=== What the exercise asks ===
Copy each line exactly.

## BEGIN Provided data

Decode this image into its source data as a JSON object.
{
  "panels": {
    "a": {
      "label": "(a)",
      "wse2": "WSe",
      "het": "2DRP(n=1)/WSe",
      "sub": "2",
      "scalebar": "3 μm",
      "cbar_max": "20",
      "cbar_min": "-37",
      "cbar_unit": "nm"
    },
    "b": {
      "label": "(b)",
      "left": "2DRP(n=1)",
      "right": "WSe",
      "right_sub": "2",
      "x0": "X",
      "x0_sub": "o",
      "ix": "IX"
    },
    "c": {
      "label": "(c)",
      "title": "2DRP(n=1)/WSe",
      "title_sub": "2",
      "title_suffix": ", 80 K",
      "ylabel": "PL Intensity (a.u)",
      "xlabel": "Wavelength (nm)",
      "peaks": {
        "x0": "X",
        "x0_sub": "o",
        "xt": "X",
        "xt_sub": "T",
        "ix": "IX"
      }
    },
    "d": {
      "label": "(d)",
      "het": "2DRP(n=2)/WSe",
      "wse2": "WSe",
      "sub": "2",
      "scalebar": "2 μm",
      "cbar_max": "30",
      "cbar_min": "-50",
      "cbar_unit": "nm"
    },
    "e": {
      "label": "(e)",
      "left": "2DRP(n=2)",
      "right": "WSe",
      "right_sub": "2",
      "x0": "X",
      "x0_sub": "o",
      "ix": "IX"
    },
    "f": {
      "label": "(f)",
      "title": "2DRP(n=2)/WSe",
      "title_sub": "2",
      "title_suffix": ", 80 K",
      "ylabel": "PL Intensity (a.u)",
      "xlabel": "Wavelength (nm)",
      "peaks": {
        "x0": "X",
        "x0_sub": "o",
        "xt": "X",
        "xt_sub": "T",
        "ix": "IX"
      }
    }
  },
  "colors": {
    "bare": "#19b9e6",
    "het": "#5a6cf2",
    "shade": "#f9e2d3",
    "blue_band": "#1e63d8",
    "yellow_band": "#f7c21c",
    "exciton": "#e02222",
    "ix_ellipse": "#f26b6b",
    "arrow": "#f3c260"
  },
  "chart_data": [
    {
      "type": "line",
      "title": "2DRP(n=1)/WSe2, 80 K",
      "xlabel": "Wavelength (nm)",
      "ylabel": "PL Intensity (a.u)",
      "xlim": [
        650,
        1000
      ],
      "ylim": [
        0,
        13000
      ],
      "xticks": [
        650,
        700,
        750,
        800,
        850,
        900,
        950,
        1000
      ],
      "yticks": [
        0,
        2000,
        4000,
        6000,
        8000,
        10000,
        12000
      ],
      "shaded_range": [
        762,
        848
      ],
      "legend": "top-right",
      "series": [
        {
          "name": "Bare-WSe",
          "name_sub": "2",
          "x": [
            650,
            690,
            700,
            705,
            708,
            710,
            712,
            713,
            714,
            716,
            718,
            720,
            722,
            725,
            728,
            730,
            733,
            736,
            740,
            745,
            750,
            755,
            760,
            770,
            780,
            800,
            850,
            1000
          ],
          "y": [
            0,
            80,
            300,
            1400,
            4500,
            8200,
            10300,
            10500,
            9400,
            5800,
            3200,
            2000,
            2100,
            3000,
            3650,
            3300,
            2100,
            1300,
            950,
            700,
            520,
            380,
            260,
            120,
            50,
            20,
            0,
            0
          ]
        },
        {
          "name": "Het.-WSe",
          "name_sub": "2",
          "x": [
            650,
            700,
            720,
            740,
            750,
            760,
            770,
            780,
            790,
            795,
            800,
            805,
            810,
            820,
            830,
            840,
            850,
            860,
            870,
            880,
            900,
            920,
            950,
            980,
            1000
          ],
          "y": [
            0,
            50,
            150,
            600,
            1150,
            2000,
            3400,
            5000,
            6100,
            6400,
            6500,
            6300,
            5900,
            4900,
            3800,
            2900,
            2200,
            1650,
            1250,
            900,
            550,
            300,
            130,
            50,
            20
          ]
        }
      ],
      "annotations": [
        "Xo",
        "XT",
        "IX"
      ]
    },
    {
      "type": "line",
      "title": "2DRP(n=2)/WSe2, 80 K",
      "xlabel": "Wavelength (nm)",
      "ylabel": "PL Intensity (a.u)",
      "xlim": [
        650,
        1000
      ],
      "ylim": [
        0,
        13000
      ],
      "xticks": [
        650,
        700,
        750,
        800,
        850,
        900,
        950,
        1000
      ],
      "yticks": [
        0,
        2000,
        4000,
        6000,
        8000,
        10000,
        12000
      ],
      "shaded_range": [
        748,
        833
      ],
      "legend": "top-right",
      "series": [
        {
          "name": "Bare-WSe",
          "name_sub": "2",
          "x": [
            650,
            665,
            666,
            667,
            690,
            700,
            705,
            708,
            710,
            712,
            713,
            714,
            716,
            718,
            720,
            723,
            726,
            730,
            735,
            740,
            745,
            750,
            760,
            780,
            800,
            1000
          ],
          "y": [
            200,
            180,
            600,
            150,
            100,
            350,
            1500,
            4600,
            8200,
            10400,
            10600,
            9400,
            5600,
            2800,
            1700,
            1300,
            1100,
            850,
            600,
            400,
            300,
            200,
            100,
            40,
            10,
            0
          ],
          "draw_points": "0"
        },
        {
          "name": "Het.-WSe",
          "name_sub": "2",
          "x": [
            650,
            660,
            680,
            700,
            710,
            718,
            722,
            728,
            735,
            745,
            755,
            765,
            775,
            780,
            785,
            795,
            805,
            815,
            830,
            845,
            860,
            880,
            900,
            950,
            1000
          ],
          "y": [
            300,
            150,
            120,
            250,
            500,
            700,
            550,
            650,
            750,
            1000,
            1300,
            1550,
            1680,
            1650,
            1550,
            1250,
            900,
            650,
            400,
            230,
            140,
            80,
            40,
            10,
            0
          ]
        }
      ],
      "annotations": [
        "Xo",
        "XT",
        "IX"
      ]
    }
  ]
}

## END Provided data

=== Written reply ===
Decode this image into its source data as a JSON object.
{
  "panels": {
    "a": {
      "label": "(a)",
      "wse2": "WSe",
      "het": "2DRP(n=1)/WSe",
      "sub": "2",
      "scalebar": "3 μm",
      "cbar_max": "20",
      "cbar_min": "-37",
      "cbar_unit": "nm"
    },
    "b": {
      "label": "(b)",
      "left": "2DRP(n=1)",
      "right": "WSe",
      "right_sub": "2",
      "x0": "X",
      "x0_sub": "o",
      "ix": "IX"
    },
    "c": {
      "label": "(c)",
      "title": "2DRP(n=1)/WSe",
      "title_sub": "2",
      "title_suffix": ", 80 K",
      "ylabel": "PL Intensity (a.u)",
      "xlabel": "Wavelength (nm)",
      "peaks": {
        "x0": "X",
        "x0_sub": "o",
        "xt": "X",
        "xt_sub": "T",
        "ix": "IX"
      }
    },
    "d": {
      "label": "(d)",
      "het": "2DRP(n=2)/WSe",
      "wse2": "WSe",
      "sub": "2",
      "scalebar": "2 μm",
      "cbar_max": "30",
      "cbar_min": "-50",
      "cbar_unit": "nm"
    },
    "e": {
      "label": "(e)",
      "left": "2DRP(n=2)",
      "right": "WSe",
      "right_sub": "2",
      "x0": "X",
      "x0_sub": "o",
      "ix": "IX"
    },
    "f": {
      "label": "(f)",
      "title": "2DRP(n=2)/WSe",
      "title_sub": "2",
      "title_suffix": ", 80 K",
      "ylabel": "PL Intensity (a.u)",
      "xlabel": "Wavelength (nm)",
      "peaks": {
        "x0": "X",
        "x0_sub": "o",
        "xt": "X",
        "xt_sub": "T",
        "ix": "IX"
      }
    }
  },
  "colors": {
    "bare": "#19b9e6",
    "het": "#5a6cf2",
    "shade": "#f9e2d3",
    "blue_band": "#1e63d8",
    "yellow_band": "#f7c21c",
    "exciton": "#e02222",
    "ix_ellipse": "#f26b6b",
    "arrow": "#f3c260"
  },
  "chart_data": [
    {
      "type": "line",
      "title": "2DRP(n=1)/WSe2, 80 K",
      "xlabel": "Wavelength (nm)",
      "ylabel": "PL Intensity (a.u)",
      "xlim": [
        650,
        1000
      ],
      "ylim": [
        0,
        13000
      ],
      "xticks": [
        650,
        700,
        750,
        800,
        850,
        900,
        950,
        1000
      ],
      "yticks": [
        0,
        2000,
        4000,
        6000,
        8000,
        10000,
        12000
      ],
      "shaded_range": [
        762,
        848
      ],
      "legend": "top-right",
      "series": [
        {
          "name": "Bare-WSe",
          "name_sub": "2",
          "x": [
            650,
            690,
            700,
            705,
            708,
            710,
            712,
            713,
            714,
            716,
            718,
            720,
            722,
            725,
            728,
            730,
            733,
            736,
            740,
            745,
            750,
            755,
            760,
            770,
            780,
            800,
            850,
            1000
          ],
          "y": [
            0,
            80,
            300,
            1400,
            4500,
            8200,
            10300,
            10500,
            9400,
            5800,
            3200,
            2000,
            2100,
            3000,
            3650,
            3300,
            2100,
            1300,
            950,
            700,
            520,
            380,
            260,
            120,
            50,
            20,
            0,
            0
          ]
        },
        {
          "name": "Het.-WSe",
          "name_sub": "2",
          "x": [
            650,
            700,
            720,
            740,
            750,
            760,
            770,
            780,
            790,
            795,
            800,
            805,
            810,
            820,
            830,
            840,
            850,
            860,
            870,
            880,
            900,
            920,
            950,
            980,
            1000
          ],
          "y": [
            0,
            50,
            150,
            600,
            1150,
            2000,
            3400,
            5000,
            6100,
            6400,
            6500,
            6300,
            5900,
            4900,
            3800,
            2900,
            2200,
            1650,
            1250,
            900,
            550,
            300,
            130,
            50,
            20
          ]
        }
      ],
      "annotations": [
        "Xo",
        "XT",
        "IX"
      ]
    },
    {
      "type": "line",
      "title": "2DRP(n=2)/WSe2, 80 K",
      "xlabel": "Wavelength (nm)",
      "ylabel": "PL Intensity (a.u)",
      "xlim": [
        650,
        1000
      ],
      "ylim": [
        0,
        13000
      ],
      "xticks": [
        650,
        700,
        750,
        800,
        850,
        900,
        950,
        1000
      ],
      "yticks": [
        0,
        2000,
        4000,
        6000,
        8000,
        10000,
        12000
      ],
      "shaded_range": [
        748,
        833
      ],
      "legend": "top-right",
      "series": [
        {
          "name": "Bare-WSe",
          "name_sub": "2",
          "x": [
            650,
            665,
            666,
            667,
            690,
            700,
            705,
            708,
            710,
            712,
            713,
            714,
            716,
            718,
            720,
            723,
            726,
            730,
            735,
            740,
            745,
            750,
            760,
            780,
            800,
            1000
          ],
          "y": [
            200,
            180,
            600,
            150,
            100,
            350,
            1500,
            4600,
            8200,
            10400,
            10600,
            9400,
            5600,
            2800,
            1700,
            1300,
            1100,
            850,
            600,
            400,
            300,
            200,
            100,
            40,
            10,
            0
          ],
          "draw_points": "0"
        },
        {
          "name": "Het.-WSe",
          "name_sub": "2",
          "x": [
            650,
            660,
            680,
            700,
            710,
            718,
            722,
            728,
            735,
            745,
            755,
            765,
            775,
            780,
            785,
            795,
            805,
            815,
            830,
            845,
            860,
            880,
            900,
            950,
            1000
          ],
          "y": [
            300,
            150,
            120,
            250,
            500,
            700,
            550,
            650,
            750,
            1000,
            1300,
            1550,
            1680,
            1650,
            1550,
            1250,
            900,
            650,
            400,
            230,
            140,
            80,
            40,
            10,
            0
          ]
        }
      ],
      "annotations": [
        "Xo",
        "XT",
        "IX"
      ]
    }
  ]
}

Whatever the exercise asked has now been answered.